#### WRITTEN INSTRUCTION
Below are records. Copy every line with "Подземный" in it.
==== MATERIAL SUPPLIED
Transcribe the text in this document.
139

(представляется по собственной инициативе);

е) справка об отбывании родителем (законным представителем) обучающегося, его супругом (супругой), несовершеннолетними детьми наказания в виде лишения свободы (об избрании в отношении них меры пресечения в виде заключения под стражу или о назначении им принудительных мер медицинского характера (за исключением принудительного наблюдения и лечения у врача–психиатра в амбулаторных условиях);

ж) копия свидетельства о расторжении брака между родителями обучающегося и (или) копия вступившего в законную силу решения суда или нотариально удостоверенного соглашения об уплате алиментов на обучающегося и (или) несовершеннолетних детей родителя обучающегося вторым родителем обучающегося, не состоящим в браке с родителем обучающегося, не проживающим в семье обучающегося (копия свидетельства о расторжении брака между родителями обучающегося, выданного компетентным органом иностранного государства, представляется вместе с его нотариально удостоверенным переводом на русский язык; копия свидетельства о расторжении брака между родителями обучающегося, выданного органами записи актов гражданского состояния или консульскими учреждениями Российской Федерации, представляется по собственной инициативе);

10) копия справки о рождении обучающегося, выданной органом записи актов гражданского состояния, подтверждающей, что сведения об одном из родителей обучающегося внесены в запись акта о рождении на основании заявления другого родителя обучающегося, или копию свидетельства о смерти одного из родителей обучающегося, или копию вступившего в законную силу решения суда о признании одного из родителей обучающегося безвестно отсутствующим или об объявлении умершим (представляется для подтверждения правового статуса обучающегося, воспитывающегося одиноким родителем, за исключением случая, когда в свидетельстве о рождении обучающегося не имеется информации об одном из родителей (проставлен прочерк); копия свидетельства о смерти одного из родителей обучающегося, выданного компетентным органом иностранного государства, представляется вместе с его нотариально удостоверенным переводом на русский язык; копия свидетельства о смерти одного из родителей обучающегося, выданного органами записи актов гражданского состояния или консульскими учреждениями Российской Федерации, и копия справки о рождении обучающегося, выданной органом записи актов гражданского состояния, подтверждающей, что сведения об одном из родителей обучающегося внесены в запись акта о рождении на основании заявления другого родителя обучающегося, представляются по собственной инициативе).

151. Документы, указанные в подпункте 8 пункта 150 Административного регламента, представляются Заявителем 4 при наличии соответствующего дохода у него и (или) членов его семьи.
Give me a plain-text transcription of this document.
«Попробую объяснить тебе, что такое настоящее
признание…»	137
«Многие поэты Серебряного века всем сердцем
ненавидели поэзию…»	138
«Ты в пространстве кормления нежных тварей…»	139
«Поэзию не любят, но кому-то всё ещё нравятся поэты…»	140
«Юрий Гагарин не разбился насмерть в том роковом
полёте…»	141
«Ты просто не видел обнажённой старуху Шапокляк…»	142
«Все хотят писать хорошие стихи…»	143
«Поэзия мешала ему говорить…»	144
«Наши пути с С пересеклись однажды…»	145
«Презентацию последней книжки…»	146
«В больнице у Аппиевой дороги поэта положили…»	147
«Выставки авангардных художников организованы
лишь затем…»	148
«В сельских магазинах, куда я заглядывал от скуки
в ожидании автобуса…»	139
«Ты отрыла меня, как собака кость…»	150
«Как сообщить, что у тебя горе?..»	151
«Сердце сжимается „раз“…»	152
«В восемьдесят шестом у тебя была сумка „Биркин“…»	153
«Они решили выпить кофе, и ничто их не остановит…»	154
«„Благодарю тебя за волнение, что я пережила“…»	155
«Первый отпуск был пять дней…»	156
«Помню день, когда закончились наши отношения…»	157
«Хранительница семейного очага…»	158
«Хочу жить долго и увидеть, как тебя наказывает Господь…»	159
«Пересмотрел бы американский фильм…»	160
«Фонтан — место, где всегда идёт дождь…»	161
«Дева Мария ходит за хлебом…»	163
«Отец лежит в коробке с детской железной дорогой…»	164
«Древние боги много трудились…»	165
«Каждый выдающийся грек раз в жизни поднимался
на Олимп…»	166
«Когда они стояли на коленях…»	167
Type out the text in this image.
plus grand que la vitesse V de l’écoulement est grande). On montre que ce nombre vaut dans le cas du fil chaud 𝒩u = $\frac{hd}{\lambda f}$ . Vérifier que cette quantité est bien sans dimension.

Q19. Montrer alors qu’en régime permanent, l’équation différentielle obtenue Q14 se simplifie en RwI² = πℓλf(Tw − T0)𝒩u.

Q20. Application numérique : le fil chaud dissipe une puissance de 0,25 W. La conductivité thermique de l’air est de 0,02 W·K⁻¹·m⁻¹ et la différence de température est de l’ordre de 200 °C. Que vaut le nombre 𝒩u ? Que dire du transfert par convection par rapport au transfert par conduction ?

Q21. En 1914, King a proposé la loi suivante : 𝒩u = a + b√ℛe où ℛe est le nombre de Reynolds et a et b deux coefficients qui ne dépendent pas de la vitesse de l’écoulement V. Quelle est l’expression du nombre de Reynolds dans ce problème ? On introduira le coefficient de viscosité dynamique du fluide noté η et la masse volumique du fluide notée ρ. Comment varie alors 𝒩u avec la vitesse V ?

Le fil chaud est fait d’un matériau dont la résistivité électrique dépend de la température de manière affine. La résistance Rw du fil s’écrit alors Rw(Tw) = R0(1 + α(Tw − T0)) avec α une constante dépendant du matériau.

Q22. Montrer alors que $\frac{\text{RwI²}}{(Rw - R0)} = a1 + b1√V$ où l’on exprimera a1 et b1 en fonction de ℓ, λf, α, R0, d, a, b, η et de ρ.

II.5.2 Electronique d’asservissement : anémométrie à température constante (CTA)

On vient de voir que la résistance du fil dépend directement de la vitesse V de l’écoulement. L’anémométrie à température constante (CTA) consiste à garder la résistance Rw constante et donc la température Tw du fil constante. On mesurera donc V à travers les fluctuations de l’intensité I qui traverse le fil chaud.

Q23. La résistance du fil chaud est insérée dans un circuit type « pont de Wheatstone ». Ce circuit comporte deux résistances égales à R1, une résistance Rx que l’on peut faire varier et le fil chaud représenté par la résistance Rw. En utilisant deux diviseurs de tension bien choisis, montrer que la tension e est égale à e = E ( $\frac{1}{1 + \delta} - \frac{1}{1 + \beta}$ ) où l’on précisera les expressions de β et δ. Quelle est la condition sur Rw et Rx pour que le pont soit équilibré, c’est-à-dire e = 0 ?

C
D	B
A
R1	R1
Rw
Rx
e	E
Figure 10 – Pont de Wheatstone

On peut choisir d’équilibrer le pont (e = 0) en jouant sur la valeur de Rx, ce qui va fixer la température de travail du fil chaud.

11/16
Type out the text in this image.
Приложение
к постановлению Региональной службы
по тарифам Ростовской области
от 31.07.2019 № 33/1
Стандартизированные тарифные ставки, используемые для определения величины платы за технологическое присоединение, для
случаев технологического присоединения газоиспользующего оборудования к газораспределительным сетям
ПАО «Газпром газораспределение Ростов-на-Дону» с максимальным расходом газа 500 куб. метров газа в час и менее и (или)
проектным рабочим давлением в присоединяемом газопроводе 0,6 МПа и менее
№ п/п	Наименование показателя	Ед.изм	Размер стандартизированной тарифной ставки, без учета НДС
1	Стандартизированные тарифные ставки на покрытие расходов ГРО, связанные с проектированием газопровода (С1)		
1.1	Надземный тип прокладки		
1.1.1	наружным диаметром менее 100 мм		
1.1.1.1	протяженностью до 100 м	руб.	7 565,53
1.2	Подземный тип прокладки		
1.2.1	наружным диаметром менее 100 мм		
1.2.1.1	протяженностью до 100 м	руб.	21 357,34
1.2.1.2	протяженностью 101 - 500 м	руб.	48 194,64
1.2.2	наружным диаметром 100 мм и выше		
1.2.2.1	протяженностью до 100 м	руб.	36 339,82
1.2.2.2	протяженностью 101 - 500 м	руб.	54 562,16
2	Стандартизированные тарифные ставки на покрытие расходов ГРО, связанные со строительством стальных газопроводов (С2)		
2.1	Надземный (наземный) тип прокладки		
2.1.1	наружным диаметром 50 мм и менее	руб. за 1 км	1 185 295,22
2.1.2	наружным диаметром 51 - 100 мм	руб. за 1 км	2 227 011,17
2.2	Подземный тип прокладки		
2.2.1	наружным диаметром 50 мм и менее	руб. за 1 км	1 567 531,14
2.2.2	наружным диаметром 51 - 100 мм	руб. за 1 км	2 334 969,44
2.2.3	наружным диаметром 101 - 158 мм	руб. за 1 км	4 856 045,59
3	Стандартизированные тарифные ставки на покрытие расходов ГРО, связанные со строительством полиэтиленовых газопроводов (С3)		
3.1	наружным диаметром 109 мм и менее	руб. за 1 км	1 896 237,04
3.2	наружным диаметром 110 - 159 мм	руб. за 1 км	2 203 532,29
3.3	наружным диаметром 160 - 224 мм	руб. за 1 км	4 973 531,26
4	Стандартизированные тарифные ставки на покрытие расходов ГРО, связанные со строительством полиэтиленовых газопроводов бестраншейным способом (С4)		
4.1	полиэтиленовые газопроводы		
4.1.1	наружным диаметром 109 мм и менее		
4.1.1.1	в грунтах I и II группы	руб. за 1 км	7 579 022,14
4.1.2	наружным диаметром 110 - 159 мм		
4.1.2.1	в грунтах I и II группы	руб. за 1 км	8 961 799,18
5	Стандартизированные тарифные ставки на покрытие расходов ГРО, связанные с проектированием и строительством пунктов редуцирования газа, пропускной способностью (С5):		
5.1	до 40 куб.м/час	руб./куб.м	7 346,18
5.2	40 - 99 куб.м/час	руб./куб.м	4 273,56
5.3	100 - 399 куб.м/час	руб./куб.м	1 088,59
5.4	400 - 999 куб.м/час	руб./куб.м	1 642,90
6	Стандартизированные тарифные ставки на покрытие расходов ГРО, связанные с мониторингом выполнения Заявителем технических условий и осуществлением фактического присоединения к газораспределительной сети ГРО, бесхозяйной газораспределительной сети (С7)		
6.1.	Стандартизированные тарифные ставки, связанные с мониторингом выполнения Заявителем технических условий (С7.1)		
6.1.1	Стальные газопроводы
========
#### WRITTEN SOLUTION
1.2	Подземный тип прокладки		
2.2	Подземный тип прокладки		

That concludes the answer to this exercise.